**PROBLEM DESCRIPTION**: Using the records below, count the lines with "автономным" in them. Give the number only.

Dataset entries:
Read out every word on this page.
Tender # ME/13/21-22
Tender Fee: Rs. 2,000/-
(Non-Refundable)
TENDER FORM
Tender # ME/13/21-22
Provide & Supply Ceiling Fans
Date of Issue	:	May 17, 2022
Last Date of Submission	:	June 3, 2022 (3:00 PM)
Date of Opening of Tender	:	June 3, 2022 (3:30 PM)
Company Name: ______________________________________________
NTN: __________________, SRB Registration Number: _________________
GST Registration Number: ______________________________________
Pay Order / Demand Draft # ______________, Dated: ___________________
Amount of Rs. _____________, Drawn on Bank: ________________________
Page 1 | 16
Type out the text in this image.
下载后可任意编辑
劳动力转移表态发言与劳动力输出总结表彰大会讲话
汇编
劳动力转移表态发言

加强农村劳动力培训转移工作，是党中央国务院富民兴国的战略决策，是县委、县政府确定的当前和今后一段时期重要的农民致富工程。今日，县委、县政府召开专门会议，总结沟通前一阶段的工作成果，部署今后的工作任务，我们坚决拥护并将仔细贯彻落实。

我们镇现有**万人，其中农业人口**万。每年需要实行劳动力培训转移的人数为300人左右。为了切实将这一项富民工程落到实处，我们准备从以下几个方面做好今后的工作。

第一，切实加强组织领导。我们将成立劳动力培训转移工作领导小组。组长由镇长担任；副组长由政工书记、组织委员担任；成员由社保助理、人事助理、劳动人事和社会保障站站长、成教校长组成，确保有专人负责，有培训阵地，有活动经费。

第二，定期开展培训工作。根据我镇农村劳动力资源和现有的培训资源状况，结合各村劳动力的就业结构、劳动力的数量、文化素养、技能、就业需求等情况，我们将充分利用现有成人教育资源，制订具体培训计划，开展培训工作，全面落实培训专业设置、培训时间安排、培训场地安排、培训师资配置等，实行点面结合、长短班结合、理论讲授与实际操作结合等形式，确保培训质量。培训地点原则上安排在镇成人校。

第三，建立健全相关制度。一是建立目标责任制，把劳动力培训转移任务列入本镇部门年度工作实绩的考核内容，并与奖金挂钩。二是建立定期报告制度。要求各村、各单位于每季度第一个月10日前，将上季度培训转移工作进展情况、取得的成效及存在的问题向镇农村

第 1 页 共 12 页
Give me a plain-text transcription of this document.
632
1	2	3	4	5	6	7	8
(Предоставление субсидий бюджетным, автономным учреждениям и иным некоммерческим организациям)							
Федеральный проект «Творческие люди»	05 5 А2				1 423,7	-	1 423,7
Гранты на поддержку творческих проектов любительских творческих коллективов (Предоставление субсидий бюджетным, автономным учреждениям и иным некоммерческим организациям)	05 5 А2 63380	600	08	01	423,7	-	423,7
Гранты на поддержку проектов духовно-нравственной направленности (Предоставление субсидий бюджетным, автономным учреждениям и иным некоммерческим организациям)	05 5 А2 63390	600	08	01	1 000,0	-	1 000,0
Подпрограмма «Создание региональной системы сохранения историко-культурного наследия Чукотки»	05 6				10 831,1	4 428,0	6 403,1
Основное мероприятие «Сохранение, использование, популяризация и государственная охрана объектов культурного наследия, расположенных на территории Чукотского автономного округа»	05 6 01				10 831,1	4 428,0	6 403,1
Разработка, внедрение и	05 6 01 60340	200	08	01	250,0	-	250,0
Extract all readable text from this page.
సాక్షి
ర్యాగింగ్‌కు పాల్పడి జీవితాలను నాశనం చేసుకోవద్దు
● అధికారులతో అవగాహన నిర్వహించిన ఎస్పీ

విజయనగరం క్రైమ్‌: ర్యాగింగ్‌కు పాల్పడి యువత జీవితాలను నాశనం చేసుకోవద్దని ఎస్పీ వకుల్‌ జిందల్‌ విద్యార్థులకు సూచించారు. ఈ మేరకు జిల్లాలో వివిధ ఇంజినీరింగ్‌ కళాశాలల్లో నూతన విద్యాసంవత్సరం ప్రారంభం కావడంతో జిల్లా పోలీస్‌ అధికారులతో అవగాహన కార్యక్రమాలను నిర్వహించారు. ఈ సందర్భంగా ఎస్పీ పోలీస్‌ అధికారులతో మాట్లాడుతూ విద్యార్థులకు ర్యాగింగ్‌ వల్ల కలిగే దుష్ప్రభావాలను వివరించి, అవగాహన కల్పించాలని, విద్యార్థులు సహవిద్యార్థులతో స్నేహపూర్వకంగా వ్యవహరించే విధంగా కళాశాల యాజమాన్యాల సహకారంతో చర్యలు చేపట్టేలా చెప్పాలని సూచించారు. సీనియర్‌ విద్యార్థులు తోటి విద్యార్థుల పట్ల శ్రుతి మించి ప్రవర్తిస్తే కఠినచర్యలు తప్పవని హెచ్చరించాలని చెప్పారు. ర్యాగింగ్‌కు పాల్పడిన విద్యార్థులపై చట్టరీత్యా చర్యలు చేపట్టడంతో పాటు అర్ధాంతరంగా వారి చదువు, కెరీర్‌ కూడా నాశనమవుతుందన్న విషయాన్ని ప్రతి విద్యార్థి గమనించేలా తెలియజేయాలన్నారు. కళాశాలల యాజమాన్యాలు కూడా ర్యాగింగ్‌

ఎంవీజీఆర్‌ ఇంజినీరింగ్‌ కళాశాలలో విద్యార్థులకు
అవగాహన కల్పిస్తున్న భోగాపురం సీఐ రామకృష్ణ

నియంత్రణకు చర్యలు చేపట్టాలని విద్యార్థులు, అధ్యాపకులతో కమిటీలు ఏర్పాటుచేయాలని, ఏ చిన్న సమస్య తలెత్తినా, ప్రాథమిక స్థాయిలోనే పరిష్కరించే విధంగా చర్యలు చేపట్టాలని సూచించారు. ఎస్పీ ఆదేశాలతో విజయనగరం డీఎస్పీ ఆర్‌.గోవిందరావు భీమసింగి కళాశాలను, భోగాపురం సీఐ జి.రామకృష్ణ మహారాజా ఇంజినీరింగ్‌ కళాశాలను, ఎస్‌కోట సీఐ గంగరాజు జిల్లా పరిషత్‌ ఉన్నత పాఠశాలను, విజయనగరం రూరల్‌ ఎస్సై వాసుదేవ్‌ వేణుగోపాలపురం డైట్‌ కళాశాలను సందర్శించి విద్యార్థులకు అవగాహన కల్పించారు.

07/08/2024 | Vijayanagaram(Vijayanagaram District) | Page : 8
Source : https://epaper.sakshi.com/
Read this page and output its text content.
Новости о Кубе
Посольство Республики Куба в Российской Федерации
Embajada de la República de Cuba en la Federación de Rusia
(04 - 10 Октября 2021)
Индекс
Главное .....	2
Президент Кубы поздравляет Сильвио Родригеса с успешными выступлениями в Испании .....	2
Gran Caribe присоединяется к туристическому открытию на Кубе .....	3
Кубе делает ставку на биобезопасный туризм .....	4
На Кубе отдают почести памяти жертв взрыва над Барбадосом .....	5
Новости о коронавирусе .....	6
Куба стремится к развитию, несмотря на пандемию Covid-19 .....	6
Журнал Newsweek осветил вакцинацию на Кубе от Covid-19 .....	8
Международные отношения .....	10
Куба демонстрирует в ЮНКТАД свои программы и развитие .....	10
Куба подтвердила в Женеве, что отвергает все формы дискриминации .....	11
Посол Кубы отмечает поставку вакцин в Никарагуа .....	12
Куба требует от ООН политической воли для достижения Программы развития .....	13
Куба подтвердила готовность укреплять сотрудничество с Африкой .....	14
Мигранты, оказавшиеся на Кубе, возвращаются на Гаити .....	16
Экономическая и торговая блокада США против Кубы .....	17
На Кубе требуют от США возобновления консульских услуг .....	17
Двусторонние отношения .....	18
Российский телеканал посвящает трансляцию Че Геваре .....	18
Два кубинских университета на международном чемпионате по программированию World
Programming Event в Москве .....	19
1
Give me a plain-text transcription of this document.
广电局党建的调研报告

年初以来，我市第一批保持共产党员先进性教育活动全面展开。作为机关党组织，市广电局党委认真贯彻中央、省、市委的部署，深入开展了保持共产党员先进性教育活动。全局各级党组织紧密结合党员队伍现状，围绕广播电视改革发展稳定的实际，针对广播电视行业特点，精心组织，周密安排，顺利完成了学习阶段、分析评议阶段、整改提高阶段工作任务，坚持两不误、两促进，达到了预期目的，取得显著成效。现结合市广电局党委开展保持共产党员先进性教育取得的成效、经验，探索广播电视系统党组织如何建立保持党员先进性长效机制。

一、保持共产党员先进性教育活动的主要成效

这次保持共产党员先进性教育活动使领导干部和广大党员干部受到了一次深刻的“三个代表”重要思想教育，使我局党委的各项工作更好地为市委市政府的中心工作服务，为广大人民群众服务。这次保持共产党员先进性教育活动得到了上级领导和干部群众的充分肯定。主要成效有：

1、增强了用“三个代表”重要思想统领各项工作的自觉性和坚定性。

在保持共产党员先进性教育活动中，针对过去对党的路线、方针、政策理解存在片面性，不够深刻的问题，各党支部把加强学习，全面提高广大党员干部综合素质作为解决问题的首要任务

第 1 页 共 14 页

**FULL RESPONSE**: 3